◆ **Written task**: Every entry must be echoed exactly.

◆ **Records to use**:
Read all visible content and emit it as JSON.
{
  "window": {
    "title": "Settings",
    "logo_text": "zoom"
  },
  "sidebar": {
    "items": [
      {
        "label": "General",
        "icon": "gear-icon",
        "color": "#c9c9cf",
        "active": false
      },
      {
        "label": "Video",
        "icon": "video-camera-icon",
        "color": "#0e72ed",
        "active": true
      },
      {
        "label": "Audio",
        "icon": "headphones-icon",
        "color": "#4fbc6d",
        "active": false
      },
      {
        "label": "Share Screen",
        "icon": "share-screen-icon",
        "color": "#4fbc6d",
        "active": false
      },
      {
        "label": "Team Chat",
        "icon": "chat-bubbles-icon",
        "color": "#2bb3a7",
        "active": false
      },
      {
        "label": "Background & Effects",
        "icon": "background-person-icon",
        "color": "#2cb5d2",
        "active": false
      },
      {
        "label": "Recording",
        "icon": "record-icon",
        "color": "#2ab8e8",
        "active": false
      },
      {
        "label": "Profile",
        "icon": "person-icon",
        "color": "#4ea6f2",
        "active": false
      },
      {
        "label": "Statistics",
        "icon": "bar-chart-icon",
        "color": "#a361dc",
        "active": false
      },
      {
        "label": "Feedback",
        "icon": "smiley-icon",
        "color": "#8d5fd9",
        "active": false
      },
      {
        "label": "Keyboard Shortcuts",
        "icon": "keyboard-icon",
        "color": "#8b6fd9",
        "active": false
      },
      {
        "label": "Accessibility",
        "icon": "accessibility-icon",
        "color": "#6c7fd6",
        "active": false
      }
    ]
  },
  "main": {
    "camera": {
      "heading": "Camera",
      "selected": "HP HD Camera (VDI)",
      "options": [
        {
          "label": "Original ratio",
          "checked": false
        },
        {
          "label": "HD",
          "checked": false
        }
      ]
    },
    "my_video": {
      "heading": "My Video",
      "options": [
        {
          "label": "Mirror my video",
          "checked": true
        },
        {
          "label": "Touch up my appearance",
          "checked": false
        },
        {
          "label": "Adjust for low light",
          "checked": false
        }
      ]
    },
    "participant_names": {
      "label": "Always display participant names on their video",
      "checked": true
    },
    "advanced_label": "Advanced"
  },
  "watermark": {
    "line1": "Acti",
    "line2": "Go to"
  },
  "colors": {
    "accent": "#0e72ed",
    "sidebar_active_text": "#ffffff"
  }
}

◆ **Output of the exercise**:
Read all visible content and emit it as JSON.
{
  "window": {
    "title": "Settings",
    "logo_text": "zoom"
  },
  "sidebar": {
    "items": [
      {
        "label": "General",
        "icon": "gear-icon",
        "color": "#c9c9cf",
        "active": false
      },
      {
        "label": "Video",
        "icon": "video-camera-icon",
        "color": "#0e72ed",
        "active": true
      },
      {
        "label": "Audio",
        "icon": "headphones-icon",
        "color": "#4fbc6d",
        "active": false
      },
      {
        "label": "Share Screen",
        "icon": "share-screen-icon",
        "color": "#4fbc6d",
        "active": false
      },
      {
        "label": "Team Chat",
        "icon": "chat-bubbles-icon",
        "color": "#2bb3a7",
        "active": false
      },
      {
        "label": "Background & Effects",
        "icon": "background-person-icon",
        "color": "#2cb5d2",
        "active": false
      },
      {
        "label": "Recording",
        "icon": "record-icon",
        "color": "#2ab8e8",
        "active": false
      },
      {
        "label": "Profile",
        "icon": "person-icon",
        "color": "#4ea6f2",
        "active": false
      },
      {
        "label": "Statistics",
        "icon": "bar-chart-icon",
        "color": "#a361dc",
        "active": false
      },
      {
        "label": "Feedback",
        "icon": "smiley-icon",
        "color": "#8d5fd9",
        "active": false
      },
      {
        "label": "Keyboard Shortcuts",
        "icon": "keyboard-icon",
        "color": "#8b6fd9",
        "active": false
      },
      {
        "label": "Accessibility",
        "icon": "accessibility-icon",
        "color": "#6c7fd6",
        "active": false
      }
    ]
  },
  "main": {
    "camera": {
      "heading": "Camera",
      "selected": "HP HD Camera (VDI)",
      "options": [
        {
          "label": "Original ratio",
          "checked": false
        },
        {
          "label": "HD",
          "checked": false
        }
      ]
    },
    "my_video": {
      "heading": "My Video",
      "options": [
        {
          "label": "Mirror my video",
          "checked": true
        },
        {
          "label": "Touch up my appearance",
          "checked": false
        },
        {
          "label": "Adjust for low light",
          "checked": false
        }
      ]
    },
    "participant_names": {
      "label": "Always display participant names on their video",
      "checked": true
    },
    "advanced_label": "Advanced"
  },
  "watermark": {
    "line1": "Acti",
    "line2": "Go to"
  },
  "colors": {
    "accent": "#0e72ed",
    "sidebar_active_text": "#ffffff"
  }
}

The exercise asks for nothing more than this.